:: Reading passage ::
Once sprouted, the sugars within the grain emerge, and the brewing process can begin in the room adjacent to the malting floor. Their current goal is to repeat these steps often enough to produce around 20 kegs of beer a week.
It takes painstaking effort to take a seed and turn it into an adult beverage. To honor that work, they leave their beers unfiltered which keeps as much of the essence of the grain intact as possible.
In addition to barley, they’ve added rye and oats from their fields to certain batches to deepen complexity. They also plan to try a wide variety of styles as they continue to evolve, from fruited farmhouse ales to barrel-aged stouts.
One ingredient they’ve been using that is not grown on the property, however, is hops. Those they get from Yakima, but that may change next year.
This future possibility would also be another return to the past.
“We have a picture from the historical society of that property where the cidery is. It used to be a hop farm,” Keith told me as we toured the brewing facility. “There were Native people standing there with these huge hop vines behind them.”
As I stood with Keith and Sam surrounded by the silvery fermentation tanks, we could still see the green fields through the window, and I felt compelled to ask how it felt to be returning to his roots.
“It feels like it’s probably baked into me somehow,” he joked. “I love this feeling of lineage and carrying on past ancestral work,” he added, though he doesn’t get too deep into the “touchy-feely parts of it.”
He did, however, note that what he is doing today is not how things were done when he grew up. Instead, he’s “farming and doing things more like my great-great-great grandparents were doing it.”

:: Task instructions ::
1. Can you write out the brewery passage between "It takes painstaking" and "change next year.", inclusive?
2. Which lines of the records contain the string "chapter"? Gather every one of them.

Layout records

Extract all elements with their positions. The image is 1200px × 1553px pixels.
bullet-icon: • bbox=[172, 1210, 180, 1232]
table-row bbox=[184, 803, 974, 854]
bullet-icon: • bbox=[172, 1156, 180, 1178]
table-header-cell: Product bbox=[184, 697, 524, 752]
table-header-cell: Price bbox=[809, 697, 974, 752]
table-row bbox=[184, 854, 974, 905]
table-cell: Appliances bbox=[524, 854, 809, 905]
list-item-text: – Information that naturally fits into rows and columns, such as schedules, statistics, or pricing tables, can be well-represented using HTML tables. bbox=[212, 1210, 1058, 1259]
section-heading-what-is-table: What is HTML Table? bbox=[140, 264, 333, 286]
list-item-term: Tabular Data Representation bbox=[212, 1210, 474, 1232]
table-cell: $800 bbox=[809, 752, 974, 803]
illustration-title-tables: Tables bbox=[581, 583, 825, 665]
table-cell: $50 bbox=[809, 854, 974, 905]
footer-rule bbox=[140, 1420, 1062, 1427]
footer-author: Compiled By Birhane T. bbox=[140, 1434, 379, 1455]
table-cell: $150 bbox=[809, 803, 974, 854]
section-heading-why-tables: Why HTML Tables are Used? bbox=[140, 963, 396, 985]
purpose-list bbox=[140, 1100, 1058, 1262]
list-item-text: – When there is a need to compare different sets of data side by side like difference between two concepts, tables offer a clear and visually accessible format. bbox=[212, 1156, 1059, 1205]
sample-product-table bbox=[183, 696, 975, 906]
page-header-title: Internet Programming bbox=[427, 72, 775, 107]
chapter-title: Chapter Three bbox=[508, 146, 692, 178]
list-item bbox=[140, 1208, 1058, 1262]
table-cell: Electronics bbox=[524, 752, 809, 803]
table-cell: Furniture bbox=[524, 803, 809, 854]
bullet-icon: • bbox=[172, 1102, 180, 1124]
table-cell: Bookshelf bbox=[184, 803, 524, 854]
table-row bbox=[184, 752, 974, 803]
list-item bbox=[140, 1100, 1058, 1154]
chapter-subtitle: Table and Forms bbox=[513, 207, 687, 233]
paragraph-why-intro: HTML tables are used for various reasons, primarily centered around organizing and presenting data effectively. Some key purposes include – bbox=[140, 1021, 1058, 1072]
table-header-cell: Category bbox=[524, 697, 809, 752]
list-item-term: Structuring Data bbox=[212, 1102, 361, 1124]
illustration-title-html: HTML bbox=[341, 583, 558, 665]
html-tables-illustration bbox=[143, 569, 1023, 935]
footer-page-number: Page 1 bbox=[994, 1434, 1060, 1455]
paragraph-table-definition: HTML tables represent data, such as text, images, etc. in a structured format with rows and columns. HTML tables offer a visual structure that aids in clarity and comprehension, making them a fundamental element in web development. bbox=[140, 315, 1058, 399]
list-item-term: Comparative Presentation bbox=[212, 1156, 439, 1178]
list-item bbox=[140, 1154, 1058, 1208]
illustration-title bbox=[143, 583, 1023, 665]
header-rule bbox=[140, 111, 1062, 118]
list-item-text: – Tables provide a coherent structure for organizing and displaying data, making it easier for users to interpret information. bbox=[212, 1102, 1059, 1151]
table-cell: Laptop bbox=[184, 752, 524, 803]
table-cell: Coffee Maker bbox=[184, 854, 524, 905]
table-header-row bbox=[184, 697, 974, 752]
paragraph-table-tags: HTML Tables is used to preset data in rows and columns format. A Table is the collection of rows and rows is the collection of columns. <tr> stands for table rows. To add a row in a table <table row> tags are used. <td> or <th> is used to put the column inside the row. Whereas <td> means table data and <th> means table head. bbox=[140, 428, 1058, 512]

:: Solutions for each task ::
1.
It takes painstaking effort to take a seed and turn it into an adult beverage. To honor that work, they leave their beers unfiltered which keeps as much of the essence of the grain intact as possible.
In addition to barley, they’ve added rye and oats from their fields to certain batches to deepen complexity. They also plan to try a wide variety of styles as they continue to evolve, from fruited farmhouse ales to barrel-aged stouts.
One ingredient they’ve been using that is not grown on the property, however, is hops. Those they get from Yakima, but that may change next year.

2.
chapter-title: Chapter Three bbox=[508, 146, 692, 178]
chapter-subtitle: Table and Forms bbox=[513, 207, 687, 233]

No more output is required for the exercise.